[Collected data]
-- -- --
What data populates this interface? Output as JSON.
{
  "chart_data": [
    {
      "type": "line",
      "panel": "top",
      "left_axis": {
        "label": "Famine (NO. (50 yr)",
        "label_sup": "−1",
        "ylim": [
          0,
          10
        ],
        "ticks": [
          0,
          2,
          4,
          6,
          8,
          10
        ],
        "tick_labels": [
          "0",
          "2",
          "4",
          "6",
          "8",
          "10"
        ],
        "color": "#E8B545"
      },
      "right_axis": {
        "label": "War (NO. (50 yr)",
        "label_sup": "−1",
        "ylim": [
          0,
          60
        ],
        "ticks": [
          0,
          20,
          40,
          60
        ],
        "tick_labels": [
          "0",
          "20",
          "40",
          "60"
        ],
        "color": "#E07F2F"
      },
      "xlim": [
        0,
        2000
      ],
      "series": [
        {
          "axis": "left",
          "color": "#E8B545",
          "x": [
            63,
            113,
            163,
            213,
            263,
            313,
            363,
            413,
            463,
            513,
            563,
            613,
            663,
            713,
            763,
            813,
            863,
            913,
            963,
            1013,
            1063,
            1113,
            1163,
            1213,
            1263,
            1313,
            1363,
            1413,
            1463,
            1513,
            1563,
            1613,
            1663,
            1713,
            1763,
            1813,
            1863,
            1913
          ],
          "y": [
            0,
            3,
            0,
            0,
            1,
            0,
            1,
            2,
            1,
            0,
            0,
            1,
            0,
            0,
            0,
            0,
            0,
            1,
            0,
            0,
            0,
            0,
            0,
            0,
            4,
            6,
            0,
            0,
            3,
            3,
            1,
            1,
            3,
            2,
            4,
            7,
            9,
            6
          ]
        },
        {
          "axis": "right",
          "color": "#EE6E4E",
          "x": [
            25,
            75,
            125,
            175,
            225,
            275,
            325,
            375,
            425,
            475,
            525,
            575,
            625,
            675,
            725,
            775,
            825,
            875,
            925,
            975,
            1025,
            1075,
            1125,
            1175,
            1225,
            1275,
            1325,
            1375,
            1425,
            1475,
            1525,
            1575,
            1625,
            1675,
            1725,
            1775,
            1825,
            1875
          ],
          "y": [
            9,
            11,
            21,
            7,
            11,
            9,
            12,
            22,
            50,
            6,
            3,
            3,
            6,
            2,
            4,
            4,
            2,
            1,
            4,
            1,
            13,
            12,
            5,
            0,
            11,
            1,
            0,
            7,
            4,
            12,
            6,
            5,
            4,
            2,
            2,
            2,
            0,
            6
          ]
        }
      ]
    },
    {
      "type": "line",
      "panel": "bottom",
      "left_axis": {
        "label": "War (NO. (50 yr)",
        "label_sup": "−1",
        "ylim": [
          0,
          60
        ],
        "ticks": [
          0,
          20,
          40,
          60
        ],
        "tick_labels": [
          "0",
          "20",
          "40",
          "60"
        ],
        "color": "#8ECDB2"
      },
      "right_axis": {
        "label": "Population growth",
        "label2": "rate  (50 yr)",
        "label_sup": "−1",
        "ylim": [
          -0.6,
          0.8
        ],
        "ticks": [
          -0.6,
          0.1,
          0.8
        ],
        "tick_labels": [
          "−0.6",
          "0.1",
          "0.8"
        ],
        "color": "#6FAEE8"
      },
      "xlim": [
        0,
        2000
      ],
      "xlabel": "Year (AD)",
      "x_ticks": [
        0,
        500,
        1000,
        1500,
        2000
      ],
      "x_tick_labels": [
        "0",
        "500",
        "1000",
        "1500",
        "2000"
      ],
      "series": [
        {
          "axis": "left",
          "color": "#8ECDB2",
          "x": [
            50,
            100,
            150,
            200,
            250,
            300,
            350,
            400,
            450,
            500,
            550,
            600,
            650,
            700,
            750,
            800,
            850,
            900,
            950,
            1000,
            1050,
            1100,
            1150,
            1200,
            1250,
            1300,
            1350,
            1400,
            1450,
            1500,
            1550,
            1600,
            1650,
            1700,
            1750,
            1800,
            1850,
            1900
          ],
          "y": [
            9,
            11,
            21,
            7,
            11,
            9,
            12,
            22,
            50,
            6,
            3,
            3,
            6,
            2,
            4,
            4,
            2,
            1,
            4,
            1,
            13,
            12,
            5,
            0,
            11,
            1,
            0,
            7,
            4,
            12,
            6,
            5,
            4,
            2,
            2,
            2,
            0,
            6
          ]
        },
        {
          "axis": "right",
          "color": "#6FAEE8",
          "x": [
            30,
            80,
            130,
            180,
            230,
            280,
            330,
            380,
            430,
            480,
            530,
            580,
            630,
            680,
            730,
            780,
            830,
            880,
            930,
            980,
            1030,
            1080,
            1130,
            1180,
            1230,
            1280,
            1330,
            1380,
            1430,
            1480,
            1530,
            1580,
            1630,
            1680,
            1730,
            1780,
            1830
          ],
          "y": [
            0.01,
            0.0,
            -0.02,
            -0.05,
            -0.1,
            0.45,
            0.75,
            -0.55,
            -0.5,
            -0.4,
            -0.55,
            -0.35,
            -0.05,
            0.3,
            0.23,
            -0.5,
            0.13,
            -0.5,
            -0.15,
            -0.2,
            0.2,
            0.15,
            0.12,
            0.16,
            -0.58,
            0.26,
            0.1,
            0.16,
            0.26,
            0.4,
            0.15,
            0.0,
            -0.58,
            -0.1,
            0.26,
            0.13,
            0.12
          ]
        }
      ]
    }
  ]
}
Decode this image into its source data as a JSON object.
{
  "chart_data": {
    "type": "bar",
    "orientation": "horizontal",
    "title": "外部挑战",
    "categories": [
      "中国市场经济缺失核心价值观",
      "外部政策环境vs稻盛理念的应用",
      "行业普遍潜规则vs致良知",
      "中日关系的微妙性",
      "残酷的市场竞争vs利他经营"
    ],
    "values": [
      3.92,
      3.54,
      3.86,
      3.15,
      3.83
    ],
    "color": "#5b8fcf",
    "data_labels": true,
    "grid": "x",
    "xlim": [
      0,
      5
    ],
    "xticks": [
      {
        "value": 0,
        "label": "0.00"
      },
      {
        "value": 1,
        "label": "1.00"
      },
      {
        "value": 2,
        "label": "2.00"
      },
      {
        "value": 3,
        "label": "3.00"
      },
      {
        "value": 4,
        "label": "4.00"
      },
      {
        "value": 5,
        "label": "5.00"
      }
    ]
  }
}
-- -- --
§ TASK REQUIREMENTS
From the data above, copy out every line with the string "JSON" in it.

§ RESPONSE TO THE EXERCISE
What data populates this interface? Output as JSON.
Decode this image into its source data as a JSON object.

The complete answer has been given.